[Dataset excerpts]
:::::

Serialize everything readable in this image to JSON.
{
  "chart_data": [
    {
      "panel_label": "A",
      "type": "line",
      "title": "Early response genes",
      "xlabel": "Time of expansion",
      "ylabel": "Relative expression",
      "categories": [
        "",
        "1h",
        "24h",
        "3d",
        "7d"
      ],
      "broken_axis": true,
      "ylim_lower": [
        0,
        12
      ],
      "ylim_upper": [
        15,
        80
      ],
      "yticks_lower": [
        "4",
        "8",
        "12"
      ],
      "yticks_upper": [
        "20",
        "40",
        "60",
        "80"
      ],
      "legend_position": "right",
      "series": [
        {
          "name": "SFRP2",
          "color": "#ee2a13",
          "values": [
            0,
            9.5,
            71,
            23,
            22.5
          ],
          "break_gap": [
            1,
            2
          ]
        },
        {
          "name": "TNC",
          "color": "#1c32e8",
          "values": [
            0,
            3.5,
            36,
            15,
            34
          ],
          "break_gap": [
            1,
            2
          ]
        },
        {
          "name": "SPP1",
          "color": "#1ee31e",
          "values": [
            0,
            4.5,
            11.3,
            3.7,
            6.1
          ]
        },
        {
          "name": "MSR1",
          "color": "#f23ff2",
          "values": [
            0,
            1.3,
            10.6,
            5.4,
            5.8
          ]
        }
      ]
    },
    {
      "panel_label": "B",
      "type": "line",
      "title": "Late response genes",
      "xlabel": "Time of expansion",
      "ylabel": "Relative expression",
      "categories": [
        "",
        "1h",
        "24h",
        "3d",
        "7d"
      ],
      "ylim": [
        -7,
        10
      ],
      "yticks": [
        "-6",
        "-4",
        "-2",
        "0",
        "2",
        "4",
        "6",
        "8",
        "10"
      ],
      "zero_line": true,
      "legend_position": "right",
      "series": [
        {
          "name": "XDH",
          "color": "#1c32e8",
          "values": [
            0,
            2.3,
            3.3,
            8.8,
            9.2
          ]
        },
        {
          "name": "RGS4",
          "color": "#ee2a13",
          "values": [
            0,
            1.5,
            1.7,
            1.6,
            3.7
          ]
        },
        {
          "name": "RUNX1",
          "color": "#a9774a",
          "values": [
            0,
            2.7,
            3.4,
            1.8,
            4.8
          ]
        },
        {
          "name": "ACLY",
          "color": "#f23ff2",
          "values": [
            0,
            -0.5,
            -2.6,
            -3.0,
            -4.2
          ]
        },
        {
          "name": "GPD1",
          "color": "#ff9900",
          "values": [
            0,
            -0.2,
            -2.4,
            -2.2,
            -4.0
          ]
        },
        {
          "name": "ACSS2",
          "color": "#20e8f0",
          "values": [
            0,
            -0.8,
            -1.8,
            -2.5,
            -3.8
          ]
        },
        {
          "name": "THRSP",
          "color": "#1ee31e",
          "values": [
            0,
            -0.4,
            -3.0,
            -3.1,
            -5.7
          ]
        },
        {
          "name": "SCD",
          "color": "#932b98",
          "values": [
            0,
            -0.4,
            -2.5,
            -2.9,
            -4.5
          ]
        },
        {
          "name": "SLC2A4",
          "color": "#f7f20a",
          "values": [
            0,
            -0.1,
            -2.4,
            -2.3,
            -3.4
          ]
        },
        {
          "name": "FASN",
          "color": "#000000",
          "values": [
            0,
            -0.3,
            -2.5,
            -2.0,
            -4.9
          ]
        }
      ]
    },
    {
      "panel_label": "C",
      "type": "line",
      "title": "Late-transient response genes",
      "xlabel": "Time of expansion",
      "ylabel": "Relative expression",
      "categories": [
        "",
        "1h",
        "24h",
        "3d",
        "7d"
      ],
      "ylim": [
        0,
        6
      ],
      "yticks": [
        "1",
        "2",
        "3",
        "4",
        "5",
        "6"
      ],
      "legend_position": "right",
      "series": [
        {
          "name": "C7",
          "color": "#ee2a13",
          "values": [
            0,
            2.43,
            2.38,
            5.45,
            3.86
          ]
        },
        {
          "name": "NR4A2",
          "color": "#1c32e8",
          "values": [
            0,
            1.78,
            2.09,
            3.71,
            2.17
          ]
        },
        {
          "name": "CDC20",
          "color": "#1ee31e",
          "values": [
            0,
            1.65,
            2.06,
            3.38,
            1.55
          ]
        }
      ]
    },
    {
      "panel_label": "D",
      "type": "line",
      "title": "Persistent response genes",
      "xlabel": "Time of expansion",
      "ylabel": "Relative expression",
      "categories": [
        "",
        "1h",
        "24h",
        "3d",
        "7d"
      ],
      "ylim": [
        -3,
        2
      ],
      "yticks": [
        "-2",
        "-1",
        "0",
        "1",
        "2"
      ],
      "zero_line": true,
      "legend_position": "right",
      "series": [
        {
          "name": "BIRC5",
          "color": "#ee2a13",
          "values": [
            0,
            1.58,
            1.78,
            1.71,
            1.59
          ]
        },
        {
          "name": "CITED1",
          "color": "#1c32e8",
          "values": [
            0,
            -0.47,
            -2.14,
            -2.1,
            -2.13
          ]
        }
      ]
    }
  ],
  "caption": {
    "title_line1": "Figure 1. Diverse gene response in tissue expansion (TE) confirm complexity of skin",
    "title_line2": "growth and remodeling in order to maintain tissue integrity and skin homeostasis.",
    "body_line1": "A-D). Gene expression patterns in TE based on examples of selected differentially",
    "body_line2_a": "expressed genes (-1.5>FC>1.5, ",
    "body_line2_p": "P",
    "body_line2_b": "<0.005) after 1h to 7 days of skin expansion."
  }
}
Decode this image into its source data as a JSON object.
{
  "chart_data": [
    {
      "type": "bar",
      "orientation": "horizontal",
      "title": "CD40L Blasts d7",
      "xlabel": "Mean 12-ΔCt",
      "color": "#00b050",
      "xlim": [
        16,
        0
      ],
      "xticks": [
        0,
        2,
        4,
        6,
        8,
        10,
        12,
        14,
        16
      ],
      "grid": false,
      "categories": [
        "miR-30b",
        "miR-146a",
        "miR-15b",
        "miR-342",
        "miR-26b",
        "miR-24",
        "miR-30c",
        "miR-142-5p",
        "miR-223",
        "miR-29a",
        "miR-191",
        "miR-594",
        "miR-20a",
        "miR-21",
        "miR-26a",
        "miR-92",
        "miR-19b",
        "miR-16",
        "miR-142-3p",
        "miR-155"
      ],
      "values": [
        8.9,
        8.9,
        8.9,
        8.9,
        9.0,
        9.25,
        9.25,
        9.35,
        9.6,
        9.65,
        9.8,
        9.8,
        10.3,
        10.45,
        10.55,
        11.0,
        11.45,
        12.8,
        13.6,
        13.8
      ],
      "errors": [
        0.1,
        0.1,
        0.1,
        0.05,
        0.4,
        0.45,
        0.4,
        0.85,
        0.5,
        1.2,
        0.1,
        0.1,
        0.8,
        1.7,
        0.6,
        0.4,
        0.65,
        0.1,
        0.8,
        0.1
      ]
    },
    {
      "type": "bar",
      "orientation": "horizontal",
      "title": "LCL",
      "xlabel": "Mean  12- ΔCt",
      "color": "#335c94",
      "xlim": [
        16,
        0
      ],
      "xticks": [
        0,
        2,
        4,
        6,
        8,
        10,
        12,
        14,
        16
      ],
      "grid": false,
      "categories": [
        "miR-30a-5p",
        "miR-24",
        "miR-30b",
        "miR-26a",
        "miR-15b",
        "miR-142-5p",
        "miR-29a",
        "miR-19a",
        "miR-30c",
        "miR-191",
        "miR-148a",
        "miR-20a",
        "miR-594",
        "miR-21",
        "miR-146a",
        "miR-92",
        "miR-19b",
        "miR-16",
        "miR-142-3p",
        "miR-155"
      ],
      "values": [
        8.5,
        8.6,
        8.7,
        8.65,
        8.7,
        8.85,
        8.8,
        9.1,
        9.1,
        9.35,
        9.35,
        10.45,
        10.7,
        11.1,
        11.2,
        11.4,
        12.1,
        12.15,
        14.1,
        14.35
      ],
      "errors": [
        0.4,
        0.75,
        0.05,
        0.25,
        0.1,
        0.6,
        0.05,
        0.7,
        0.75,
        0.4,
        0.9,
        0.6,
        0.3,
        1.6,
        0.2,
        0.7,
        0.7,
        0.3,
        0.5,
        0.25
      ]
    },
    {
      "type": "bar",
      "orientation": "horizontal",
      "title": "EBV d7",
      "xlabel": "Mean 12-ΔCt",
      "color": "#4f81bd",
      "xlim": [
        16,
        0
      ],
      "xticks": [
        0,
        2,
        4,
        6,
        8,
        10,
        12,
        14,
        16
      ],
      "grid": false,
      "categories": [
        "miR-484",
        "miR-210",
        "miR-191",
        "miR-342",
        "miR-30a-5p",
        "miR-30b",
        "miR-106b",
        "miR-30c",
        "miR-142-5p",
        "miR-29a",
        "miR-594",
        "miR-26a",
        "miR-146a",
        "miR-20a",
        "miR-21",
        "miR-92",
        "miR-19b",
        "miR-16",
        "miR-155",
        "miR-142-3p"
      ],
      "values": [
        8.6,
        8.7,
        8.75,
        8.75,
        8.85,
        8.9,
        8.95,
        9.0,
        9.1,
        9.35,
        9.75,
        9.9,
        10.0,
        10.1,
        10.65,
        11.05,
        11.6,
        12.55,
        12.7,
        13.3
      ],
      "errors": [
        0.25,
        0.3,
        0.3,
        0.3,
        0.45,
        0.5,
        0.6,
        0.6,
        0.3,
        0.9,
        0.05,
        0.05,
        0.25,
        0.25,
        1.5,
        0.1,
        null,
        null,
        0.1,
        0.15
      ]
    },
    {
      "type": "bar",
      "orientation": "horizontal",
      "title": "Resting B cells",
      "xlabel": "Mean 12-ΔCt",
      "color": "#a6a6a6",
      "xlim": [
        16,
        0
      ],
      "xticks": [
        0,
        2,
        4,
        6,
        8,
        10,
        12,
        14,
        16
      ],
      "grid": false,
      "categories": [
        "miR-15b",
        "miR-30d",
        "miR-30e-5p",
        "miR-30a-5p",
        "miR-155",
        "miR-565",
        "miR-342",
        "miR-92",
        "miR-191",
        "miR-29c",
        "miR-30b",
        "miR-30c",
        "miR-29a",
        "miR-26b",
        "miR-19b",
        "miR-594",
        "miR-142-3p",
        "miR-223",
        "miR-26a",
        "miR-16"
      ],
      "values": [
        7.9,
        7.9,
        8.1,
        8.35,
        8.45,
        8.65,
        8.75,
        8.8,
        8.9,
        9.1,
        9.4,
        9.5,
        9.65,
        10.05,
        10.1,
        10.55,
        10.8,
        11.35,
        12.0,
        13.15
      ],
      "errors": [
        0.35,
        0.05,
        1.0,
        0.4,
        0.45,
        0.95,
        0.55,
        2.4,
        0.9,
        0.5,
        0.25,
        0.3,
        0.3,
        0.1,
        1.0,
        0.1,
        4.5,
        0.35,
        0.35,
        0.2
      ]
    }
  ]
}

:::::

Work instruction
Determine how many lines above contain "JSON" and respond with that number only.

Output for this exercise
2